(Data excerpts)
>>
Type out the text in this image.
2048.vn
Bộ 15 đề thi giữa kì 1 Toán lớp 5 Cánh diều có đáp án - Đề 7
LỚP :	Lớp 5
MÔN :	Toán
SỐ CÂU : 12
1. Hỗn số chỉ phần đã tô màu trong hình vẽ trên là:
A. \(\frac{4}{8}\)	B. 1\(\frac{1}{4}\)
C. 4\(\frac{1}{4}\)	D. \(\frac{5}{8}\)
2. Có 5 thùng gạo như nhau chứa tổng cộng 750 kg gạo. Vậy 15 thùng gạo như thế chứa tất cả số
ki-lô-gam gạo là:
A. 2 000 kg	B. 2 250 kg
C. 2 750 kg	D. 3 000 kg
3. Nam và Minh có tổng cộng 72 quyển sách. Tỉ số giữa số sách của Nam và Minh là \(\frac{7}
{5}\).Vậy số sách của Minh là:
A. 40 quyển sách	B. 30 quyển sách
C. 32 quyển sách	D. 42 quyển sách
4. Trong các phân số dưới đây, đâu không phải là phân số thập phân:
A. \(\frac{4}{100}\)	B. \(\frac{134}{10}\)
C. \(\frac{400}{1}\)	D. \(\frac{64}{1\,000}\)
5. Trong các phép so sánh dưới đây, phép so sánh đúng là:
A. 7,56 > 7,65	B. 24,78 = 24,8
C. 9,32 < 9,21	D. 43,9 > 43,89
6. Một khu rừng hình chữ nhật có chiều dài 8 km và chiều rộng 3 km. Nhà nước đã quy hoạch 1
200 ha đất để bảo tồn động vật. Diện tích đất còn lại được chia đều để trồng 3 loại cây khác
<<
EXERCISE AIM — From the records above, copy every line that holds the word "hình".

OUTPUT FOR THIS TASK —
1. Hỗn số chỉ phần đã tô màu trong hình vẽ trên là:
6. Một khu rừng hình chữ nhật có chiều dài 8 km và chiều rộng 3 km. Nhà nước đã quy hoạch 1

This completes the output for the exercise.